▶ **Stated problem**: Quote the whole listing exactly. Leave the pictures out of your copy.
####
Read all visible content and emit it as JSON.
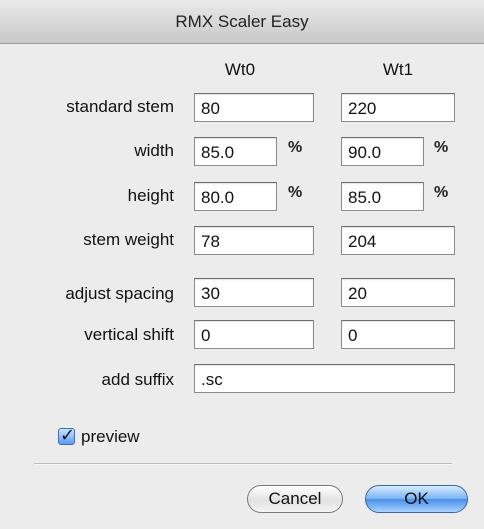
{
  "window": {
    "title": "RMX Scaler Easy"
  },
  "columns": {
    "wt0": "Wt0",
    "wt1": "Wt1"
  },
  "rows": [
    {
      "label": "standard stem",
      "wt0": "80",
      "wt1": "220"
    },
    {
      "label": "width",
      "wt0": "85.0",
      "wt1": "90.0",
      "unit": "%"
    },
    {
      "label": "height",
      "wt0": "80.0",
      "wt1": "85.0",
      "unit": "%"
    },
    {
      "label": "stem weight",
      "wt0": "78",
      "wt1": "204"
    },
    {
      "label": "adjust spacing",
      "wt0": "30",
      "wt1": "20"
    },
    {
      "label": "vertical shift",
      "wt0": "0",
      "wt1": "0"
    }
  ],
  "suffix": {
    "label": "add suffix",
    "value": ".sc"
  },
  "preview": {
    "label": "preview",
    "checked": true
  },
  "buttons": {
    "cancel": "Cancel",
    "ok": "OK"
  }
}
####
▶ **Full output**:
Read all visible content and emit it as JSON.
{
  "window": {
    "title": "RMX Scaler Easy"
  },
  "columns": {
    "wt0": "Wt0",
    "wt1": "Wt1"
  },
  "rows": [
    {
      "label": "standard stem",
      "wt0": "80",
      "wt1": "220"
    },
    {
      "label": "width",
      "wt0": "85.0",
      "wt1": "90.0",
      "unit": "%"
    },
    {
      "label": "height",
      "wt0": "80.0",
      "wt1": "85.0",
      "unit": "%"
    },
    {
      "label": "stem weight",
      "wt0": "78",
      "wt1": "204"
    },
    {
      "label": "adjust spacing",
      "wt0": "30",
      "wt1": "20"
    },
    {
      "label": "vertical shift",
      "wt0": "0",
      "wt1": "0"
    }
  ],
  "suffix": {
    "label": "add suffix",
    "value": ".sc"
  },
  "preview": {
    "label": "preview",
    "checked": true
  },
  "buttons": {
    "cancel": "Cancel",
    "ok": "OK"
  }
}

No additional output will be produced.